RECORDS FOR THE TASK —
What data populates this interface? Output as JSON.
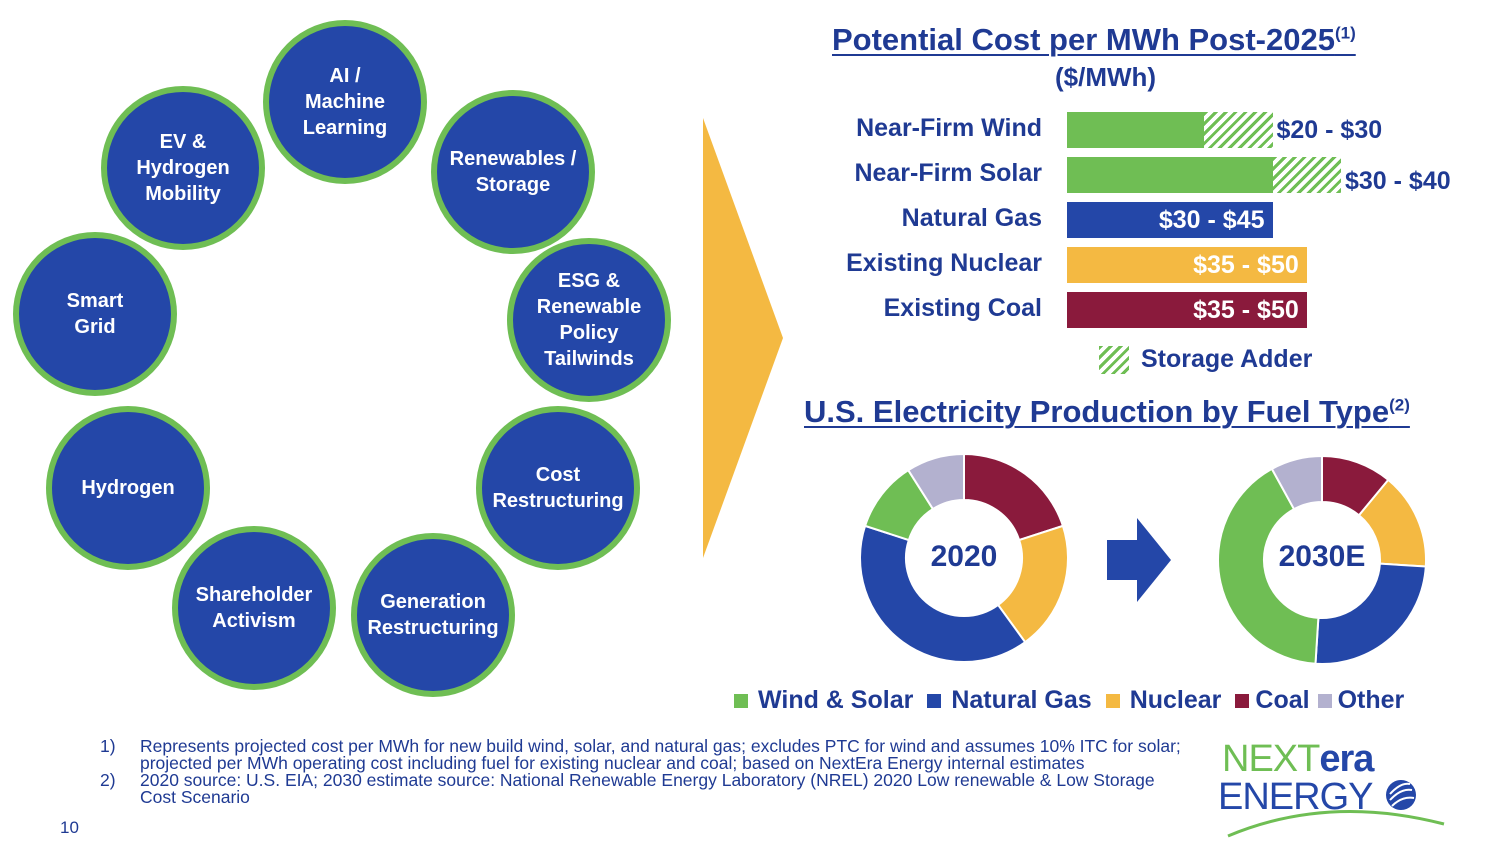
{
  "drivers": [
    {
      "label": "AI /\nMachine\nLearning"
    },
    {
      "label": "Renewables /\nStorage"
    },
    {
      "label": "ESG &\nRenewable\nPolicy\nTailwinds"
    },
    {
      "label": "Cost\nRestructuring"
    },
    {
      "label": "Generation\nRestructuring"
    },
    {
      "label": "Shareholder\nActivism"
    },
    {
      "label": "Hydrogen"
    },
    {
      "label": "Smart\nGrid"
    },
    {
      "label": "EV &\nHydrogen\nMobility"
    }
  ],
  "cost_chart": {
    "title": "Potential Cost per MWh Post-2025",
    "title_sup": "(1)",
    "subtitle": "($/MWh)",
    "legend_storage": "Storage Adder",
    "colors": {
      "wind_solar": "#6fbe54",
      "gas": "#2447a8",
      "nuclear": "#f4b942",
      "coal": "#8a1a3c"
    }
  },
  "fuel_chart": {
    "title": "U.S. Electricity Production by Fuel Type",
    "title_sup": "(2)",
    "legend": [
      {
        "name": "Wind & Solar",
        "color": "#6fbe54"
      },
      {
        "name": "Natural Gas",
        "color": "#2447a8"
      },
      {
        "name": "Nuclear",
        "color": "#f4b942"
      },
      {
        "name": "Coal",
        "color": "#8a1a3c"
      },
      {
        "name": "Other",
        "color": "#b3b1cf"
      }
    ]
  },
  "chart_data": [
    {
      "type": "bar",
      "orientation": "horizontal",
      "title": "Potential Cost per MWh Post-2025(1)",
      "subtitle": "($/MWh)",
      "categories": [
        "Near-Firm Wind",
        "Near-Firm Solar",
        "Natural Gas",
        "Existing Nuclear",
        "Existing Coal"
      ],
      "labels": [
        "$20 - $30",
        "$30 - $40",
        "$30 - $45",
        "$35 - $50",
        "$35 - $50"
      ],
      "base_values": [
        20,
        30,
        30,
        35,
        35
      ],
      "storage_adder": [
        10,
        10,
        0,
        0,
        0
      ],
      "totals": [
        30,
        40,
        45,
        50,
        50
      ],
      "xlim": [
        0,
        50
      ],
      "legend": [
        "Storage Adder"
      ]
    },
    {
      "type": "pie",
      "title": "2020",
      "categories": [
        "Coal",
        "Nuclear",
        "Natural Gas",
        "Wind & Solar",
        "Other"
      ],
      "values": [
        20,
        20,
        40,
        11,
        9
      ]
    },
    {
      "type": "pie",
      "title": "2030E",
      "categories": [
        "Coal",
        "Nuclear",
        "Natural Gas",
        "Wind & Solar",
        "Other"
      ],
      "values": [
        11,
        15,
        25,
        41,
        8
      ]
    }
  ],
  "footnotes": [
    {
      "num": "1)",
      "text": "Represents projected cost per MWh for new build wind, solar, and natural gas; excludes PTC for wind and assumes 10% ITC for solar; projected per MWh operating cost including fuel for existing nuclear and coal; based on NextEra Energy internal estimates"
    },
    {
      "num": "2)",
      "text": "2020 source: U.S. EIA; 2030 estimate source: National Renewable Energy Laboratory (NREL) 2020 Low renewable & Low Storage Cost Scenario"
    }
  ],
  "page_number": "10",
  "logo": {
    "line1_a": "NEXT",
    "line1_b": "era",
    "line2": "ENERGY"
  }
}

REQUIRED WORK — Identify and copy all lines with the word "nRestructuring".

ANSWER FOR THE TASK —
      "label": "Cost\nRestructuring"
      "label": "Generation\nRestructuring"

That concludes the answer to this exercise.